Report all lines from the entries below in which "this" appears.

(Some records)
<<<<
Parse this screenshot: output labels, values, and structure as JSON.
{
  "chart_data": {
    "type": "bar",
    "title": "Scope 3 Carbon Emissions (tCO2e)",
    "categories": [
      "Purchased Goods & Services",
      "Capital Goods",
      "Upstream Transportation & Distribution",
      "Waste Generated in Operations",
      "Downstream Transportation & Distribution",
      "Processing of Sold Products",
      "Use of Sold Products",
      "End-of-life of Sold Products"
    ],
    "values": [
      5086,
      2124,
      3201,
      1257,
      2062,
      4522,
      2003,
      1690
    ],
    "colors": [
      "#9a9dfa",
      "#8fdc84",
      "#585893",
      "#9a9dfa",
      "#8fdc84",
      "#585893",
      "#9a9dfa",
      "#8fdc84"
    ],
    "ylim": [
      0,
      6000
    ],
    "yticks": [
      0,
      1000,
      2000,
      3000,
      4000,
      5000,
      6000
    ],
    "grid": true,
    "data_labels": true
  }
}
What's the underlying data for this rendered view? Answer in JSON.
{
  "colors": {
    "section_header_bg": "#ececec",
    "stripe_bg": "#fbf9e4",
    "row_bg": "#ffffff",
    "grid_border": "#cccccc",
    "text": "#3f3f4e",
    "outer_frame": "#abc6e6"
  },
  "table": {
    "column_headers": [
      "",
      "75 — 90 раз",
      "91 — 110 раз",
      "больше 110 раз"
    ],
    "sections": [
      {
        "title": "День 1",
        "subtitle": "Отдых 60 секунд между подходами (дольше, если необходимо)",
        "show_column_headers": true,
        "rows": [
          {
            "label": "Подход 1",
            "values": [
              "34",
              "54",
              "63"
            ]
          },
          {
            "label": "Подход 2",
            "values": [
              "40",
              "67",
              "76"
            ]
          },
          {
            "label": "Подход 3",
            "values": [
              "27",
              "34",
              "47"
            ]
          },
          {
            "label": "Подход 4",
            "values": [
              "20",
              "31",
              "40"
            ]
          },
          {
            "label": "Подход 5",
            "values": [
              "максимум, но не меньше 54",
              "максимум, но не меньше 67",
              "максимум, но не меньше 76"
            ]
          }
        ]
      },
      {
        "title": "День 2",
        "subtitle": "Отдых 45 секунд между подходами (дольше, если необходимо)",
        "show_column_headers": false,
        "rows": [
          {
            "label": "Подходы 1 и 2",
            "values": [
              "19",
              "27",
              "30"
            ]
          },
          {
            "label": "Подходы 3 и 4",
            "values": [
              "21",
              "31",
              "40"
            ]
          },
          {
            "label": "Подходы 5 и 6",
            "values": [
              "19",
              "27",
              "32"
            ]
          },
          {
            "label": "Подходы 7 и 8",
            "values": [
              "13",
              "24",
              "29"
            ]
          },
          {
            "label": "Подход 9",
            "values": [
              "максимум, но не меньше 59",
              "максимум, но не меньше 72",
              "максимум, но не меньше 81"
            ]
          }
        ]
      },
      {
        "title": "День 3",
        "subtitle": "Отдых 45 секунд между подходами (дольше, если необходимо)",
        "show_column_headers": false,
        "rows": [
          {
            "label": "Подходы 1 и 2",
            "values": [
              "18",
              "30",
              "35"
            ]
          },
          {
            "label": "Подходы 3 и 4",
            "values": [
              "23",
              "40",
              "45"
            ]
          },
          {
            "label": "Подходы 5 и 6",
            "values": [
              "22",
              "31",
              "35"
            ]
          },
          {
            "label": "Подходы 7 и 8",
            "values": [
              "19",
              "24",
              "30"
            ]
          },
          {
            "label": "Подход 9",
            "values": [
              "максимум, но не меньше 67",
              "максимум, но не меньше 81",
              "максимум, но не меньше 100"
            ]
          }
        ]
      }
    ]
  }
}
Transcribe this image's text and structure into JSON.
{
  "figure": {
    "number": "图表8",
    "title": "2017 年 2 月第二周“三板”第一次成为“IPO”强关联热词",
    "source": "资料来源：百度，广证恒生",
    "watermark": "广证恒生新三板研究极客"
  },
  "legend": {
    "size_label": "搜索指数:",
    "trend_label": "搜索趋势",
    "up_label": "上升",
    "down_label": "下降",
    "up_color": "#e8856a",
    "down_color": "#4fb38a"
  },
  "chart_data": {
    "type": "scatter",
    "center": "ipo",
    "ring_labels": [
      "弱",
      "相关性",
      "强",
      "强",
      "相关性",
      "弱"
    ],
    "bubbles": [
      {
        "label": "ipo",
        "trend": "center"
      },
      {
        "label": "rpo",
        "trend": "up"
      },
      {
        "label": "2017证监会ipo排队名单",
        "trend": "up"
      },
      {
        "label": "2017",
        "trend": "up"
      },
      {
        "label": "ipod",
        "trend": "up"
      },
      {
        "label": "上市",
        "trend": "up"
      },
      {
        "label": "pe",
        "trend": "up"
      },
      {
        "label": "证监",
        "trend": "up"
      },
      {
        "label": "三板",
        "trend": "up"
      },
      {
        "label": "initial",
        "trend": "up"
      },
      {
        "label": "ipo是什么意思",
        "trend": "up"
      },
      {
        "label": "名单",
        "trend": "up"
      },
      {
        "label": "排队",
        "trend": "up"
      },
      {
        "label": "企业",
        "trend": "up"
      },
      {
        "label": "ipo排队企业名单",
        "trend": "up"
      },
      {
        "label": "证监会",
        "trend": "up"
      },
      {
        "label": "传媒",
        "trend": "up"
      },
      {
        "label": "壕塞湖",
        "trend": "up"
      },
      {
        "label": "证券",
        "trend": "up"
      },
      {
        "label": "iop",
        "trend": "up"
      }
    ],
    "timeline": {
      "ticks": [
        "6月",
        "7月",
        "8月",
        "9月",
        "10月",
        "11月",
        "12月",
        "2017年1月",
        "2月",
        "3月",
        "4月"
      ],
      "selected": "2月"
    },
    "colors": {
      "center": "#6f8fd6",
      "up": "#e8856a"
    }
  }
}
>>>>
• **ANSWER FOR THE TASK**:
Parse this screenshot: output labels, values, and structure as JSON.
What's the underlying data for this rendered view? Answer in JSON.
Transcribe this image's text and structure into JSON.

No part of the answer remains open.